» EXERCISE TASK:
Every line that contains the word "Boot" should be copied.

Entries from a dataset
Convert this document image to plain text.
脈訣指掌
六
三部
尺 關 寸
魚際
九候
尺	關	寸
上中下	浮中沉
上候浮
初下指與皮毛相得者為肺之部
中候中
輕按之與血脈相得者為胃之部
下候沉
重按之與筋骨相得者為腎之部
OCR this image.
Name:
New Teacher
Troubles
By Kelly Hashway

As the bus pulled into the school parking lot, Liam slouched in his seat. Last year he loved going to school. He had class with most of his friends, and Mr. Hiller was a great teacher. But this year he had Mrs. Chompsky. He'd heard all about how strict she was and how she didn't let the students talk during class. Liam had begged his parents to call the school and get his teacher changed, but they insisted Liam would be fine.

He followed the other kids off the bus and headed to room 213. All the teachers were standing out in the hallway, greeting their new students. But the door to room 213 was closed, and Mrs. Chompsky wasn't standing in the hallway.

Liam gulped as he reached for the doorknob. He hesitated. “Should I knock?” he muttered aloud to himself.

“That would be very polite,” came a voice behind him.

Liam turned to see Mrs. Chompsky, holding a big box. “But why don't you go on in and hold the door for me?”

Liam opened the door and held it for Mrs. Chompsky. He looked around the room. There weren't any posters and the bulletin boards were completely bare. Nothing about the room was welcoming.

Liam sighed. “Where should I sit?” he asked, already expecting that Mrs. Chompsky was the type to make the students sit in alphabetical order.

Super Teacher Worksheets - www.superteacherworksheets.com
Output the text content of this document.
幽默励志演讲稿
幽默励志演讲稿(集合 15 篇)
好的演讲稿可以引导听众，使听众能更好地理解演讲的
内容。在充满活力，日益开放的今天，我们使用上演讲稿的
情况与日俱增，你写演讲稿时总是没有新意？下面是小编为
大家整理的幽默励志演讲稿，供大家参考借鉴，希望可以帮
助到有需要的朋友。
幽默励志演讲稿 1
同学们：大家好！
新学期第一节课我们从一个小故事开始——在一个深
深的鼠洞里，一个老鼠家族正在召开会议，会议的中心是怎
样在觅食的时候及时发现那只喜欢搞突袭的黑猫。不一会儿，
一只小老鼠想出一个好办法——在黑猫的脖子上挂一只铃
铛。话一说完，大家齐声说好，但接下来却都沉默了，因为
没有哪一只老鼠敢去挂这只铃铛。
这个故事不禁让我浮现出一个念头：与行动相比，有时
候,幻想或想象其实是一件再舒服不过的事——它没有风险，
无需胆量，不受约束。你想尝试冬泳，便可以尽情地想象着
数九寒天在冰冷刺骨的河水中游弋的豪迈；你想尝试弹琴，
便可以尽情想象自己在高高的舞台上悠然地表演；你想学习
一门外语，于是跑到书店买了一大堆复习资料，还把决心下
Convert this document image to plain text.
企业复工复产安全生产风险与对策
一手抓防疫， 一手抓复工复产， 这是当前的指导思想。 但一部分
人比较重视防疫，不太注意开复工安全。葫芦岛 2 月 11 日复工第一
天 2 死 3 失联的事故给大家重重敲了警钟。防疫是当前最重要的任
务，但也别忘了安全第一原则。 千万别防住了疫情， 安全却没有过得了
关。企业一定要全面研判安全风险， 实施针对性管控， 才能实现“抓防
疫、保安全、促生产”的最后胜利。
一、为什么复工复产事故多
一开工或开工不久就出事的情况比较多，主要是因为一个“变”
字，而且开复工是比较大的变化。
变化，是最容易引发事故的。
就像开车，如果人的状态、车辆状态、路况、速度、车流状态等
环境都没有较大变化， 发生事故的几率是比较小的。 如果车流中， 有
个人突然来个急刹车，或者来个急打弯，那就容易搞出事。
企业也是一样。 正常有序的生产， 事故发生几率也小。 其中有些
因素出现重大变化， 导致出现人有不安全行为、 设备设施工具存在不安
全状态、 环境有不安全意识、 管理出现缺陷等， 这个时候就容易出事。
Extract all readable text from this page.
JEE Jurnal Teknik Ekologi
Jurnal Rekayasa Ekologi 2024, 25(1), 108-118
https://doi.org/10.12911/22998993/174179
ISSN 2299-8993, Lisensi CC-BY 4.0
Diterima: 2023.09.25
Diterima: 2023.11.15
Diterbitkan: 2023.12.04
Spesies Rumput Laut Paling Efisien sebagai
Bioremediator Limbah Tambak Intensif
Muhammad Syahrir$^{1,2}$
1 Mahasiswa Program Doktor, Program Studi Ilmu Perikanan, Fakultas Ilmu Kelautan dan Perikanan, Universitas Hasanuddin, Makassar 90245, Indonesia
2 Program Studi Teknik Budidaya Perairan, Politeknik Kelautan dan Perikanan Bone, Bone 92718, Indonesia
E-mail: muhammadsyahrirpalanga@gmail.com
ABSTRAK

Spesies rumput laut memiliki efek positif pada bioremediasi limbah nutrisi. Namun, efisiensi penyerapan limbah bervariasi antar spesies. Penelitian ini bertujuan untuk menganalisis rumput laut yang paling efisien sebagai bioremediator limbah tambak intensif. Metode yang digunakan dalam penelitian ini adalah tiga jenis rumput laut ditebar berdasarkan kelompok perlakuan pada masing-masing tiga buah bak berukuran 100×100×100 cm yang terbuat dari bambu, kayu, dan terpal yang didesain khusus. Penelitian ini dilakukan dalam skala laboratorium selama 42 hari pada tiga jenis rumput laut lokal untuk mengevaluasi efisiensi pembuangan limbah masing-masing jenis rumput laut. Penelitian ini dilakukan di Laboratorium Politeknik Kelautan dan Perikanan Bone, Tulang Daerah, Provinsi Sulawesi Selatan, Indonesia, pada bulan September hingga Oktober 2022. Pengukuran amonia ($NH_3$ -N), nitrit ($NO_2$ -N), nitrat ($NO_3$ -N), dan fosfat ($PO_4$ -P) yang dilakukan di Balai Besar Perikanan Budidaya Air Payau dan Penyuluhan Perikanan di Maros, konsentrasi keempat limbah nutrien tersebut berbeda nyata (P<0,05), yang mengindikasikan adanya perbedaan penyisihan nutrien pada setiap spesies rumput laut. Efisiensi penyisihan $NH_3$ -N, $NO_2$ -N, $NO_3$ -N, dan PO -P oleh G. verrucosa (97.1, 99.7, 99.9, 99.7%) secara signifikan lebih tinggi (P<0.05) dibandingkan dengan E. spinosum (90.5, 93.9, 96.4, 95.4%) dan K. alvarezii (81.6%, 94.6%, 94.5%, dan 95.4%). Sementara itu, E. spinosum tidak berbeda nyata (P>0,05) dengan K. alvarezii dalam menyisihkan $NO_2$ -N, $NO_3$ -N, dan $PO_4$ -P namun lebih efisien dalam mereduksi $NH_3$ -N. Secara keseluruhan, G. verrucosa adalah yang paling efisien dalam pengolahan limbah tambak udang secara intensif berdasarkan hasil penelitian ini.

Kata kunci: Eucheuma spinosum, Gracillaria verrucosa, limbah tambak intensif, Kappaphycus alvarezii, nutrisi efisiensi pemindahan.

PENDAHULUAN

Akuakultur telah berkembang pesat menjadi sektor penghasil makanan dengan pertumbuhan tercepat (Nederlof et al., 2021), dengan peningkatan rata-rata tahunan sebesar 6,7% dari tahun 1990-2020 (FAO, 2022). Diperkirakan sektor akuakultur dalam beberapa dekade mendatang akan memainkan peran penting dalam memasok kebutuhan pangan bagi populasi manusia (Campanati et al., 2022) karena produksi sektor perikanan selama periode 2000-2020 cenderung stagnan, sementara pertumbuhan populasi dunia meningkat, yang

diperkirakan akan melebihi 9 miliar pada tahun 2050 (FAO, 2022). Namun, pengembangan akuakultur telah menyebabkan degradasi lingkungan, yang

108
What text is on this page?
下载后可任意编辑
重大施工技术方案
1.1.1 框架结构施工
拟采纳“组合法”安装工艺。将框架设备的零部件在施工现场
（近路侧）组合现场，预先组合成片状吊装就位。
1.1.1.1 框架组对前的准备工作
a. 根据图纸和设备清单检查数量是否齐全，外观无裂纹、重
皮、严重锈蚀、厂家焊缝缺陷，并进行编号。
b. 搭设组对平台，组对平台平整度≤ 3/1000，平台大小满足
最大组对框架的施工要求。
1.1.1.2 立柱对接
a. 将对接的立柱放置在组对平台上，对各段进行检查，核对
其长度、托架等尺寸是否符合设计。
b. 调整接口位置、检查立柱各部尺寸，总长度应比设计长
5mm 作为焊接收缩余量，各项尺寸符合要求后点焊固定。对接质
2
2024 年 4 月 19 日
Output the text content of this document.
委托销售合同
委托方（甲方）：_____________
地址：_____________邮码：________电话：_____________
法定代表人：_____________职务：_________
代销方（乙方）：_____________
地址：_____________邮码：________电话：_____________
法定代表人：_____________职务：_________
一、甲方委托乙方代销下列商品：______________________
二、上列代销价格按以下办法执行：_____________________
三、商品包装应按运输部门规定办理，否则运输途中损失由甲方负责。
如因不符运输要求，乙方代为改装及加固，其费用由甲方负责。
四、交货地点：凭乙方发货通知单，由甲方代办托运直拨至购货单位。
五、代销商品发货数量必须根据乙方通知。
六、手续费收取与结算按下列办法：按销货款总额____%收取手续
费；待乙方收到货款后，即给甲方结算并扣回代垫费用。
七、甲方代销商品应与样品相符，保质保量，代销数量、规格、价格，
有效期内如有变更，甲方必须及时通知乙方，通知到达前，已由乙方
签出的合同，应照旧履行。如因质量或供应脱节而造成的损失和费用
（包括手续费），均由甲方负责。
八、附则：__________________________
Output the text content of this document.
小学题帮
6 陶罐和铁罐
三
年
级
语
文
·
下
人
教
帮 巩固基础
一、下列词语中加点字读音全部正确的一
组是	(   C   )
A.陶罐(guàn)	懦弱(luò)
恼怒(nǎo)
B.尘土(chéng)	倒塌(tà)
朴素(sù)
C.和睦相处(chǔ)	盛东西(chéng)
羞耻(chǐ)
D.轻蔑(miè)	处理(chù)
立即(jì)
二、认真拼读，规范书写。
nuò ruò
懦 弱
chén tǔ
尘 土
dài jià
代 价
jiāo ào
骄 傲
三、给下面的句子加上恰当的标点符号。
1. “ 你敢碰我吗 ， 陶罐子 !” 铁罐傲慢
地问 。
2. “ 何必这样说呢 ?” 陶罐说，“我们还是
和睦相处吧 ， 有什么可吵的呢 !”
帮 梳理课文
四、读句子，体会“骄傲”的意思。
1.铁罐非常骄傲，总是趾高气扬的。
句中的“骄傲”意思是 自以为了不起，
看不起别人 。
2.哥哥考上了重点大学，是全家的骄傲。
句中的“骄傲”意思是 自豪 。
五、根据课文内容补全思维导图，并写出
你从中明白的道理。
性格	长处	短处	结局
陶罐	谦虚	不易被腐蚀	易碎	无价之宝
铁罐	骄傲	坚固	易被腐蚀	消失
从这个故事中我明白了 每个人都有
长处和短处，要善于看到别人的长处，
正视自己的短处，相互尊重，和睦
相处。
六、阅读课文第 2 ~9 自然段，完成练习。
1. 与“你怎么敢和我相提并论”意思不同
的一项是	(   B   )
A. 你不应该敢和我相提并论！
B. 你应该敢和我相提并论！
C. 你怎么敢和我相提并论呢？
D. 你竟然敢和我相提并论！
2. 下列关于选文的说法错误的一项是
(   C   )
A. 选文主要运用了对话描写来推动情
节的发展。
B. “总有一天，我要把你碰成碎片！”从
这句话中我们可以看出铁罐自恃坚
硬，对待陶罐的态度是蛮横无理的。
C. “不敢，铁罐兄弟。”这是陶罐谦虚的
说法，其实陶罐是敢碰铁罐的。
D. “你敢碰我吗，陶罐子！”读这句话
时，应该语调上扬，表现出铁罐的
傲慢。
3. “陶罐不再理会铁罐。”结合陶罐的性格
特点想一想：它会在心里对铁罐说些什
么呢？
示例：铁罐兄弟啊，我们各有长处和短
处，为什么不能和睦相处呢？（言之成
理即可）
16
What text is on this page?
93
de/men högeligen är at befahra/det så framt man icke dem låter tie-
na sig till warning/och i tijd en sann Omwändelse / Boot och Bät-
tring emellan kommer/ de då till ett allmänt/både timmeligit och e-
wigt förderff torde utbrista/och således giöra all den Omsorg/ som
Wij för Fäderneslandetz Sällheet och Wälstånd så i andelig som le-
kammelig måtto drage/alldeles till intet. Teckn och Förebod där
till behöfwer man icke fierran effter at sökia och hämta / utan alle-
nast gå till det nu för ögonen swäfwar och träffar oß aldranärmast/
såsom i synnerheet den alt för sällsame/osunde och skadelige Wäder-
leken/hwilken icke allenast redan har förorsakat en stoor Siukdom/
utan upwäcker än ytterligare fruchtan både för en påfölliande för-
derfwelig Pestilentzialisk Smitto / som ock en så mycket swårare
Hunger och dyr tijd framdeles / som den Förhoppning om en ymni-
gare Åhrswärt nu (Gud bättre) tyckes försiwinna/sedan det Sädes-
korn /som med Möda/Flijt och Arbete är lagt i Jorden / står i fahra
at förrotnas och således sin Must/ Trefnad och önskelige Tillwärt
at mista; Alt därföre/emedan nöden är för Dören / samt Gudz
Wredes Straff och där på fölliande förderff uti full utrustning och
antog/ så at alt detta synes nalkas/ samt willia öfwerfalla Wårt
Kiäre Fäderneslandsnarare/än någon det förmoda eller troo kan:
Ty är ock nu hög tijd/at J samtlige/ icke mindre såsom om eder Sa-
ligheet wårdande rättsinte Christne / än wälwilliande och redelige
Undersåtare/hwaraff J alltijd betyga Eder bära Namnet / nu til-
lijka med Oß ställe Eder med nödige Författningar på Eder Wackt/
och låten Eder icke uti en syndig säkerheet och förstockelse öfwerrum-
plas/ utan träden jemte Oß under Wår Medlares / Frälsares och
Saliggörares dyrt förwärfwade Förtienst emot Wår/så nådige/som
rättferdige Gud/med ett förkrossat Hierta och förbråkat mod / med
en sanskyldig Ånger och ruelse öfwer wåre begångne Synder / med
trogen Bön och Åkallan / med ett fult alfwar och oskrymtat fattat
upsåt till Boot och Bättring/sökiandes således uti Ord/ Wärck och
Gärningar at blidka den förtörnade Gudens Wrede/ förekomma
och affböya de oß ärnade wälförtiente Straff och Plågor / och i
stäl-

» FINAL RESULT:
na sig till warning/och i tijd en sann Omwändelse / Boot och Bät-
upsåt till Boot och Bättring/sökiandes således uti Ord/ Wärck och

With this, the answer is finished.